> _Required task_:
Search the data for the string "القاضي" and extract every line where it appears.

►

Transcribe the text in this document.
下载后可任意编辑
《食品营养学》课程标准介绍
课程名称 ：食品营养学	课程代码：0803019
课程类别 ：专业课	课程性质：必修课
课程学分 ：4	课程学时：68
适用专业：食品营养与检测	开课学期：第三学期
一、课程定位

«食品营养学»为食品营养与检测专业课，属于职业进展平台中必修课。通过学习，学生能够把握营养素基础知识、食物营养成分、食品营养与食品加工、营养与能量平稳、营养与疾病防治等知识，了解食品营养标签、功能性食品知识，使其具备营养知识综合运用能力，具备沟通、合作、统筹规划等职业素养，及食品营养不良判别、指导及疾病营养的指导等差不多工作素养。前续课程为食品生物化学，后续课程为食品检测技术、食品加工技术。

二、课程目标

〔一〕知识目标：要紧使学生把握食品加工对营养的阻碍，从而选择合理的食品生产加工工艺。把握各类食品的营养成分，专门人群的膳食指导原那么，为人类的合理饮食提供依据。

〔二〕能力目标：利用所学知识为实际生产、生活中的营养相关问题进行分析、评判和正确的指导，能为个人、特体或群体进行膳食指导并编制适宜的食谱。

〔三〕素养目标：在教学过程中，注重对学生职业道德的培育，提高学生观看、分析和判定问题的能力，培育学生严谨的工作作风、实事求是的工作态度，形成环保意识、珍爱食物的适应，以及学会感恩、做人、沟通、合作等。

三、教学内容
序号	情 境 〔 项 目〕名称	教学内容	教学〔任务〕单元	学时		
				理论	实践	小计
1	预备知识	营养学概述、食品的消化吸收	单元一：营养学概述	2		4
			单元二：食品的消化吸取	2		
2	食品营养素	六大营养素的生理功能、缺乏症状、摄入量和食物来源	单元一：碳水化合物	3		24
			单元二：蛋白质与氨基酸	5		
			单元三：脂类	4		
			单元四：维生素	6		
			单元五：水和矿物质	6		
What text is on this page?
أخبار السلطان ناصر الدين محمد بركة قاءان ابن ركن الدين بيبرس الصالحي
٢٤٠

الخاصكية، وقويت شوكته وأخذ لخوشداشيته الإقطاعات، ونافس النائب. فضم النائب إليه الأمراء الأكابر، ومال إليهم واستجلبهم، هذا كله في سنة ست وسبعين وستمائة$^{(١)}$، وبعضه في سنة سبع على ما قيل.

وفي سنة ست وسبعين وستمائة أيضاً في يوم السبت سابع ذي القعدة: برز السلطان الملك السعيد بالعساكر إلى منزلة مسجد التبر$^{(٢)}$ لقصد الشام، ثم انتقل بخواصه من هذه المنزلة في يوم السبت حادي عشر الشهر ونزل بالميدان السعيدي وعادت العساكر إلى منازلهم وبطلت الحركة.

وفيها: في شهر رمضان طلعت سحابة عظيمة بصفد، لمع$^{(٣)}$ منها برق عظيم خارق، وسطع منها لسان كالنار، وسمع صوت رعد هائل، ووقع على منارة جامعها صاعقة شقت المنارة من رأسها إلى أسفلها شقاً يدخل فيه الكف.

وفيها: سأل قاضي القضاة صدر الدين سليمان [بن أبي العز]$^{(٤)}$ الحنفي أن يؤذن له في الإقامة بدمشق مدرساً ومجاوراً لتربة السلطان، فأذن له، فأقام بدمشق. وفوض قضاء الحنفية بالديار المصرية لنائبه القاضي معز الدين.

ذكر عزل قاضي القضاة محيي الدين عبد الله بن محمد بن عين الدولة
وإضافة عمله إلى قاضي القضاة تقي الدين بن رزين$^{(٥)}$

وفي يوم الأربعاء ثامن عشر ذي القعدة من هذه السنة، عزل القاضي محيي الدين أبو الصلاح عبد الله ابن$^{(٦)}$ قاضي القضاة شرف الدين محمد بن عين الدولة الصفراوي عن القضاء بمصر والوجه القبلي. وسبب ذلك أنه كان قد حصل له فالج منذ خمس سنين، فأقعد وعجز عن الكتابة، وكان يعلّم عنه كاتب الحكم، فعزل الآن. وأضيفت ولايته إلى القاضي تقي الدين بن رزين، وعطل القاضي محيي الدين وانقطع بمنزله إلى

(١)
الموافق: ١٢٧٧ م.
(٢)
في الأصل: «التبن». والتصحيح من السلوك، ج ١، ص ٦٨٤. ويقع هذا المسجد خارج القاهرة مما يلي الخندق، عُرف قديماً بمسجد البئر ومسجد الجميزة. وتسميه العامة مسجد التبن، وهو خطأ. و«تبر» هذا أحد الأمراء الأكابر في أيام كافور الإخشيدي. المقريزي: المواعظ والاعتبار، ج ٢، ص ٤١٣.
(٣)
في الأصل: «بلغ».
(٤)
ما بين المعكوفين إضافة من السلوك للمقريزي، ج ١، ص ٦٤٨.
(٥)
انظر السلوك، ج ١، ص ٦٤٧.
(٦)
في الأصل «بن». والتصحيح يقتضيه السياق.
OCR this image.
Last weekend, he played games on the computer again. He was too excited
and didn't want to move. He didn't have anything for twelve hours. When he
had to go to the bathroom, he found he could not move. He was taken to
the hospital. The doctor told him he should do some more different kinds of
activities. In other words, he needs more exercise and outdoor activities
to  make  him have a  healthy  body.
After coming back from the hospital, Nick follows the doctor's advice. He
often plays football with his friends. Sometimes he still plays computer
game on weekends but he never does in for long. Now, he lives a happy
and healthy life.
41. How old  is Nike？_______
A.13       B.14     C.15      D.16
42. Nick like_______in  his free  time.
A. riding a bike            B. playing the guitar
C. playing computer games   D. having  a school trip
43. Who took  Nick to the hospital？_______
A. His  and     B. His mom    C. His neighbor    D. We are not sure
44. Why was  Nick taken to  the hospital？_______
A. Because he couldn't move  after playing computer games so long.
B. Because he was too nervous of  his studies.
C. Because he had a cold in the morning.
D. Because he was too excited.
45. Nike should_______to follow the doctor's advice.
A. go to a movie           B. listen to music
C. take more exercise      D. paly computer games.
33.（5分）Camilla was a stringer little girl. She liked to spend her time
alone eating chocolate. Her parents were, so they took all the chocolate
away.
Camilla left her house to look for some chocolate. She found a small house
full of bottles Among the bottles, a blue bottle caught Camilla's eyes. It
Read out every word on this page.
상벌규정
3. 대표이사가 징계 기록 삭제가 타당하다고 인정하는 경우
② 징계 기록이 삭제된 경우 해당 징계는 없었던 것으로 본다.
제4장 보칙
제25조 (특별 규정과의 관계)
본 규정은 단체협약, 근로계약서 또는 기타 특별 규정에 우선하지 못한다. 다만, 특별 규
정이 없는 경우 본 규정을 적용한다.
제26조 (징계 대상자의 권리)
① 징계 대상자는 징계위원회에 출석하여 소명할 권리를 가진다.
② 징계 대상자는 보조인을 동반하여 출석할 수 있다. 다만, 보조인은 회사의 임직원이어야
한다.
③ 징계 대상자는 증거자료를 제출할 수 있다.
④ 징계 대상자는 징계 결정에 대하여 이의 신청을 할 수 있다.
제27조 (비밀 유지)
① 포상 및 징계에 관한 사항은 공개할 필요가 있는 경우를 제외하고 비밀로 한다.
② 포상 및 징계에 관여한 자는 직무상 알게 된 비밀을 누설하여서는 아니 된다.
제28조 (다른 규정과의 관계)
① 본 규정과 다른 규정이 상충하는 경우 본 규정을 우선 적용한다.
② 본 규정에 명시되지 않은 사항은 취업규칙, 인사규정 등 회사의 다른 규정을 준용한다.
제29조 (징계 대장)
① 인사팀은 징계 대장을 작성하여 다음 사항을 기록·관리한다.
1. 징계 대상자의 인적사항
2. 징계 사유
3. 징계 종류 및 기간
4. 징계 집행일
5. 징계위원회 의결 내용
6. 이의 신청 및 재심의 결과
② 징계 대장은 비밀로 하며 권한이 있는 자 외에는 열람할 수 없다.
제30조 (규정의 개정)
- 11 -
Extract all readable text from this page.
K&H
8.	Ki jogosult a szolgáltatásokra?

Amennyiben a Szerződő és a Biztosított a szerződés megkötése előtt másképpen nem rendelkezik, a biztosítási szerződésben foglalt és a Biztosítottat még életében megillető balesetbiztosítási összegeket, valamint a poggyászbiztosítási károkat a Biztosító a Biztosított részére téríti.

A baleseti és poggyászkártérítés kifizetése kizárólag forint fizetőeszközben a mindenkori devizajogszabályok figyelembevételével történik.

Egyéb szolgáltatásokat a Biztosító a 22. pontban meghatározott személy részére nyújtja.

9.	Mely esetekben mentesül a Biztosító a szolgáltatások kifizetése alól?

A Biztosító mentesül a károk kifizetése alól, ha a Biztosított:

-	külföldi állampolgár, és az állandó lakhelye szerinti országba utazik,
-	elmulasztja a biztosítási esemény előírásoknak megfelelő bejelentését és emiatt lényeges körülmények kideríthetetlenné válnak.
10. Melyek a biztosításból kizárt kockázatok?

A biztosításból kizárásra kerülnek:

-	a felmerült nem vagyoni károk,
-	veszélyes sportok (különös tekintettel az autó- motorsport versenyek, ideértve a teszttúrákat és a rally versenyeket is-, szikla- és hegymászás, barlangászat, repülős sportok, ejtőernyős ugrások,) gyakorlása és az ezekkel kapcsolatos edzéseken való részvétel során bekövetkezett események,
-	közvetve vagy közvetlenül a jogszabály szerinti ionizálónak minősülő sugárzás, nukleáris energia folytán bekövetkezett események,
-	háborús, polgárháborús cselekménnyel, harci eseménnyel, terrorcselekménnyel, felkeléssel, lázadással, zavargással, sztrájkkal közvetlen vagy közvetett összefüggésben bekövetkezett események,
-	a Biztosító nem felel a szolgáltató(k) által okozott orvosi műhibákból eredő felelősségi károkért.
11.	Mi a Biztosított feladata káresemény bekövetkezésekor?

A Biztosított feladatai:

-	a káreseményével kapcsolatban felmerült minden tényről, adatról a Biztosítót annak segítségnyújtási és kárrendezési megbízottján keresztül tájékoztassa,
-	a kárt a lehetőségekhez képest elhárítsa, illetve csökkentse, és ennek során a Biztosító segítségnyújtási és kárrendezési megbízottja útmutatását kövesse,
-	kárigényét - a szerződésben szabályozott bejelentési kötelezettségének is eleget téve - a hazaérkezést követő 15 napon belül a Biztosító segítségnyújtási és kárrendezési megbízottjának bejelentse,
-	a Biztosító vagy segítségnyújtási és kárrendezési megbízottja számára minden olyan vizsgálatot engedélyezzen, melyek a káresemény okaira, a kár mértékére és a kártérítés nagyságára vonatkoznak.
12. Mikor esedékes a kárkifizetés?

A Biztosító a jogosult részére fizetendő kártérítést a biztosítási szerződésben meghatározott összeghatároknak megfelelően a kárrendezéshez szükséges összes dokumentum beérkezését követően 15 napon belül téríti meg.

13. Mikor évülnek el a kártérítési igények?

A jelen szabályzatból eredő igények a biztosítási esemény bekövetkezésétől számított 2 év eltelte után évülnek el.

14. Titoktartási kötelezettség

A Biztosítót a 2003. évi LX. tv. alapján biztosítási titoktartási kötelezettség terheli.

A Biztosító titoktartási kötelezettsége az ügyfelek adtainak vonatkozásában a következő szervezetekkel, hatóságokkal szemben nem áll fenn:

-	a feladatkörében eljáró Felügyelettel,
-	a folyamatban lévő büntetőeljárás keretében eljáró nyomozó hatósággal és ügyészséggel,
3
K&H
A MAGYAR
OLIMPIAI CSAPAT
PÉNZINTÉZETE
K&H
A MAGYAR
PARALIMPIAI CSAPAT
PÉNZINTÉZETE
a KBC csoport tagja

◄

> _Task response_:
وفيها: سأل قاضي القضاة صدر الدين سليمان [بن أبي العز]$^{(٤)}$ الحنفي أن يؤذن له في الإقامة بدمشق مدرساً ومجاوراً لتربة السلطان، فأذن له، فأقام بدمشق. وفوض قضاء الحنفية بالديار المصرية لنائبه القاضي معز الدين.
وفي يوم الأربعاء ثامن عشر ذي القعدة من هذه السنة، عزل القاضي محيي الدين أبو الصلاح عبد الله ابن$^{(٦)}$ قاضي القضاة شرف الدين محمد بن عين الدولة الصفراوي عن القضاء بمصر والوجه القبلي. وسبب ذلك أنه كان قد حصل له فالج منذ خمس سنين، فأقعد وعجز عن الكتابة، وكان يعلّم عنه كاتب الحكم، فعزل الآن. وأضيفت ولايته إلى القاضي تقي الدين بن رزين، وعطل القاضي محيي الدين وانقطع بمنزله إلى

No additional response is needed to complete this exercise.